[begin Provided passage]

Constitution of Mauritius, sections 11, 17

Civil Status Act 1981, sections 29, 30, 31, 32, 33

Civil Status (Amendment) Act 1987

Civil Status (Amendment N° 2) Act 1990

The following judgment was delivered by the Board:

This appeal is brought from a judgment of the Supreme Court of Mauritius dated 15th May 1990 delivered in an action whereby the plaintiffs, the appellants before their Lordships' Board, sought under section 17 of the Constitution of Mauritius a declaration that the Civil Status (Amendment) Act 1987 was in breach of section 11 of the Constitution and was invalid. By the judgment appealed from the Supreme Court dismissed the action.

Section 11 of the Constitution is the provision that guarantees freedom of religion. The appellants are followers of Islam. The Civil Status Act 1981 by sections 29 to 32 introduced provisions under which parties to a Muslim religious marriage might declare at the time of celebration that they wished the marriage to be governed by Muslim Personal Law, in which event the marriage would be governed by that law and such rules as might be promulgated by a Commission of Muslim Jurists, appointed by the Governor-General, and approved by the Assembly. Pending the promulgation of such rules the marriage was to be governed by specified provisions of the Code Napoléon.

The Governor-General duly appointed Commissioners, and they embarked upon their task, but difficulties were encountered and for reasons which it is unnecessary to go into the work ground to a halt.

[end Provided passage]
[begin Recorded information]

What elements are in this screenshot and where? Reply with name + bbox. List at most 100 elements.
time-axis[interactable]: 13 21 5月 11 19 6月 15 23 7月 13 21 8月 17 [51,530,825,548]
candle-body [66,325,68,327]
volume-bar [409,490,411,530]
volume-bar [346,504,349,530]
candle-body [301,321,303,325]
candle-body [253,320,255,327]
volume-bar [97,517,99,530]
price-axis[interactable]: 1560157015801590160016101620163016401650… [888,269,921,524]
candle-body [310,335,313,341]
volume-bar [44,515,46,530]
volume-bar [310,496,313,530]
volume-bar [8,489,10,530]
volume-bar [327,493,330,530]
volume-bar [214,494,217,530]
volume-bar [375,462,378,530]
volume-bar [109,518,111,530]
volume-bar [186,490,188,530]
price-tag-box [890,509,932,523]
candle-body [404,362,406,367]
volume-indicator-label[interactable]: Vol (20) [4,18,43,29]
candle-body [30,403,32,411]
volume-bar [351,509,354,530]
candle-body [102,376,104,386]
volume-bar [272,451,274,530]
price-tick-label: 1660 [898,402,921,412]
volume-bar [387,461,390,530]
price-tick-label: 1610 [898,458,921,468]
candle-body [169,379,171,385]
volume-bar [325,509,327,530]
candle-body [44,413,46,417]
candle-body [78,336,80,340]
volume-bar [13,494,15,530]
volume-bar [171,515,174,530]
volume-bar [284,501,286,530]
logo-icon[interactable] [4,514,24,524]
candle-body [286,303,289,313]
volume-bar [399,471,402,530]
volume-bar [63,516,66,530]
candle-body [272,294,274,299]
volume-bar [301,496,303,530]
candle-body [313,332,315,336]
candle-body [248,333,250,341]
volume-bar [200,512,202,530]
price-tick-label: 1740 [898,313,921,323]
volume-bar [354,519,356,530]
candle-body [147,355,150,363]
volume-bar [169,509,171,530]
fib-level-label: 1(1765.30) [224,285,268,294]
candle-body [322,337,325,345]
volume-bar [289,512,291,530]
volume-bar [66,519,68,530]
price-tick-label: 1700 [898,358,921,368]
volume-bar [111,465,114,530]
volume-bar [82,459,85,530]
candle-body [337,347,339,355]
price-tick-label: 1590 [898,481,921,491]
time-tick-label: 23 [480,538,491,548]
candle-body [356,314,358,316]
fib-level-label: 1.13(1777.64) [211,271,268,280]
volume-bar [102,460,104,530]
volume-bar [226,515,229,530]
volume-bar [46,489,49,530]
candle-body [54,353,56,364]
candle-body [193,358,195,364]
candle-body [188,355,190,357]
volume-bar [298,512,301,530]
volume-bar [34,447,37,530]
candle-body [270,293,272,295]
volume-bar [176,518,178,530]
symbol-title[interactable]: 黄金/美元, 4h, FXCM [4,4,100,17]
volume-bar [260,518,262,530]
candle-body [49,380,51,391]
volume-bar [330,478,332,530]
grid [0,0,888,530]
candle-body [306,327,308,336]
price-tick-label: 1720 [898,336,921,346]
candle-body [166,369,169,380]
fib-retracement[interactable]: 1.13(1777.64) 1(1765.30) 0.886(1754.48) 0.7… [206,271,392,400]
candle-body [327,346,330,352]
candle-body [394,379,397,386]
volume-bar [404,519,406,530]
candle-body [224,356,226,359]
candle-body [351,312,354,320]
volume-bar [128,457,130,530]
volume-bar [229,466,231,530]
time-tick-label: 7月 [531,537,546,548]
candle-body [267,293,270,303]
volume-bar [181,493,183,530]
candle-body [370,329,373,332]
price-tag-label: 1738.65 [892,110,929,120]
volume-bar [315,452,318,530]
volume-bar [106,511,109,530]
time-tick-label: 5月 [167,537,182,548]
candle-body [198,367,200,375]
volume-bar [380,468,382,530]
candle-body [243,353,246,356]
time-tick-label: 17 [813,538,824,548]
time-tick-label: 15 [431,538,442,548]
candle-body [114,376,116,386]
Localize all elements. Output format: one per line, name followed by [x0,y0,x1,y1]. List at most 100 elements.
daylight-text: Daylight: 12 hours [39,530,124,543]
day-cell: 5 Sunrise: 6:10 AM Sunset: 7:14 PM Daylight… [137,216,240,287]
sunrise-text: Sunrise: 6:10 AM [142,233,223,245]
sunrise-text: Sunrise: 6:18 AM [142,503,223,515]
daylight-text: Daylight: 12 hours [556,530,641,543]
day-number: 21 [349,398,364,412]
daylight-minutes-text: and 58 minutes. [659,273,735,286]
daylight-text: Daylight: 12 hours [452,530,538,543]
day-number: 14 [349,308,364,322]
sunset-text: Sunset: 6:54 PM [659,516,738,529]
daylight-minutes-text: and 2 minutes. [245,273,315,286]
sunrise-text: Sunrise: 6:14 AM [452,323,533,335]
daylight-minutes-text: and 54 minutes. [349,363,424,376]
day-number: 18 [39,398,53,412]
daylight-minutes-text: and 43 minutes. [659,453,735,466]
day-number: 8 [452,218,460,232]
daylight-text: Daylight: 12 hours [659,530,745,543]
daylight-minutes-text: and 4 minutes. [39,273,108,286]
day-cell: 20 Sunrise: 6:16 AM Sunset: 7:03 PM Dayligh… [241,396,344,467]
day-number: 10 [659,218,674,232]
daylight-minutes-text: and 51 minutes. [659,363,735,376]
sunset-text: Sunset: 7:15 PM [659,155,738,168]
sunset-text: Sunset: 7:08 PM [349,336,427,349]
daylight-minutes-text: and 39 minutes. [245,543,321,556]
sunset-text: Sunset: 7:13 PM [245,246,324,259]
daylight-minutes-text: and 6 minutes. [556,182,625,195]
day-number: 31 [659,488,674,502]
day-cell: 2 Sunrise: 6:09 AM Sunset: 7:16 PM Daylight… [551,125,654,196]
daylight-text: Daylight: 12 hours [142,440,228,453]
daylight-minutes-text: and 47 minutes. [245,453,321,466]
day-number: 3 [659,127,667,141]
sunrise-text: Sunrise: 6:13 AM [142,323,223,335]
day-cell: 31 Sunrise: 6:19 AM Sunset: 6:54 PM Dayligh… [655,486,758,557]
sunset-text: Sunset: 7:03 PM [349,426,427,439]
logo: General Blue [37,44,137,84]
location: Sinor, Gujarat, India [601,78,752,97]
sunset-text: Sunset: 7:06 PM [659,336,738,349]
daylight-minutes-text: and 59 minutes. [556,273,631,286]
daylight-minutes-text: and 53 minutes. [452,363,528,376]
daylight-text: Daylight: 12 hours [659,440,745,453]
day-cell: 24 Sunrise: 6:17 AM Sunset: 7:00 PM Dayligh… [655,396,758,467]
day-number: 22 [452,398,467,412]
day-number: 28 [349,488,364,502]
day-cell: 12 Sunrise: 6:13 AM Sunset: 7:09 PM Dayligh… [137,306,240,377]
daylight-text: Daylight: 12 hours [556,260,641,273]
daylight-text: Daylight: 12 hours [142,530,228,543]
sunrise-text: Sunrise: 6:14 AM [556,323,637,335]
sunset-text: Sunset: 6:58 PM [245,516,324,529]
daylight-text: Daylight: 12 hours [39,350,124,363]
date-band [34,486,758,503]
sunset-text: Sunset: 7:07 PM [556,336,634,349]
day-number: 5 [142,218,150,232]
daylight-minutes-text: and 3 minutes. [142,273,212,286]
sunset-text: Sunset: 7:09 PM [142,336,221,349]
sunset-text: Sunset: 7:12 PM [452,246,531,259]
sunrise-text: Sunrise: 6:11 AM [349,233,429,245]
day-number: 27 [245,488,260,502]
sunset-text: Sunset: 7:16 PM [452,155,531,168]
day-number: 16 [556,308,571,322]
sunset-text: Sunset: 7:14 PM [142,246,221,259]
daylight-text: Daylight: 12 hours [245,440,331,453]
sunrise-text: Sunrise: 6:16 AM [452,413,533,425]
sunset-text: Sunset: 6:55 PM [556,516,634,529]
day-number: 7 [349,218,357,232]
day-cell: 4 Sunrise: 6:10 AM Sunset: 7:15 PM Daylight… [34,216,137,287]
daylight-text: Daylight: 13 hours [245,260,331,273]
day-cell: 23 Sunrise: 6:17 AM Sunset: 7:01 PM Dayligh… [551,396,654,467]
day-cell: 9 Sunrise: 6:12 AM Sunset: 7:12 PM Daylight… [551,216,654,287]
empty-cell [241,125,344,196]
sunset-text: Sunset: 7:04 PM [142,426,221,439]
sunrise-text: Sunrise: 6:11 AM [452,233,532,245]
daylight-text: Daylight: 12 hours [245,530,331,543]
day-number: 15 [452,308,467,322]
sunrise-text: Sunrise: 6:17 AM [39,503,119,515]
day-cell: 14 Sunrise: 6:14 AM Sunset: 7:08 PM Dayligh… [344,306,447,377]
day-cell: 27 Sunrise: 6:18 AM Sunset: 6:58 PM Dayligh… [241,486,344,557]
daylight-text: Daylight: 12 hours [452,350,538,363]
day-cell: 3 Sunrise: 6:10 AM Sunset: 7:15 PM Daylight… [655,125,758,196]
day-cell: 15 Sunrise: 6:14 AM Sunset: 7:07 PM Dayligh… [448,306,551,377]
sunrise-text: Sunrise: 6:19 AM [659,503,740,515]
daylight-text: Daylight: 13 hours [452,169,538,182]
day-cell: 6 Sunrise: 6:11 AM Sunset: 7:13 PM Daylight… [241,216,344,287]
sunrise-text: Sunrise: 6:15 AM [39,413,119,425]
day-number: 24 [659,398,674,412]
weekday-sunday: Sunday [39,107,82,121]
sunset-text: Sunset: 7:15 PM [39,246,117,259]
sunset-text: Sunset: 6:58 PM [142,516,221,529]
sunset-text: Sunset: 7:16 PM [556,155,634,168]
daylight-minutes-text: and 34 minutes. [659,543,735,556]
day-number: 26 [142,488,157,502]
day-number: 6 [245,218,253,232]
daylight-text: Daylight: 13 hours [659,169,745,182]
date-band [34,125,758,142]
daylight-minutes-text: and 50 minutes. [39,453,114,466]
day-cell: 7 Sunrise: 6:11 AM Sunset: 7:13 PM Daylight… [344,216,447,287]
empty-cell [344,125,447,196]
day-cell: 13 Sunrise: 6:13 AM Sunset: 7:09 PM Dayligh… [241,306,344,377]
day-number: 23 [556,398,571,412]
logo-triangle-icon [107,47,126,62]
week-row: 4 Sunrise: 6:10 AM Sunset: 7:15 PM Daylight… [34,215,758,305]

[end Recorded information]

* _What you need to do_
(a) Write out the part of the Mauritius judgment starting with "Civil Status (Amendment N°" and going on through "dismissed the action.".
(b) Write what comes next in the Mauritius judgment, continuing on from its final sentence.

* _In response_
(a)
Civil Status (Amendment N° 2) Act 1990

The following judgment was delivered by the Board:

This appeal is brought from a judgment of the Supreme Court of Mauritius dated 15th May 1990 delivered in an action whereby the plaintiffs, the appellants before their Lordships' Board, sought under section 17 of the Constitution of Mauritius a declaration that the Civil Status (Amendment) Act 1987 was in breach of section 11 of the Constitution and was invalid. By the judgment appealed from the Supreme Court dismissed the action.

(b)
In 1987 there was enacted the Civil Status (Amendment) Act 1987. This repealed sections 29 to 32 of the Act of 1981, and by an amendment to section 33 of that Act it prohibited all religious marriages unless the parties to it were already civilly married to each other, or the celebrant was either a person authorised under the Act or was assisted by a person designated by the Registrar-General.

The appellants found the provisions of the Act of 1987 objectionable because they had the effect of removing the prospect that in due course Muslim religious marriages would come to be governed by Muslim Personal Law. However the Supreme Court held that the Act was not unconstitutional.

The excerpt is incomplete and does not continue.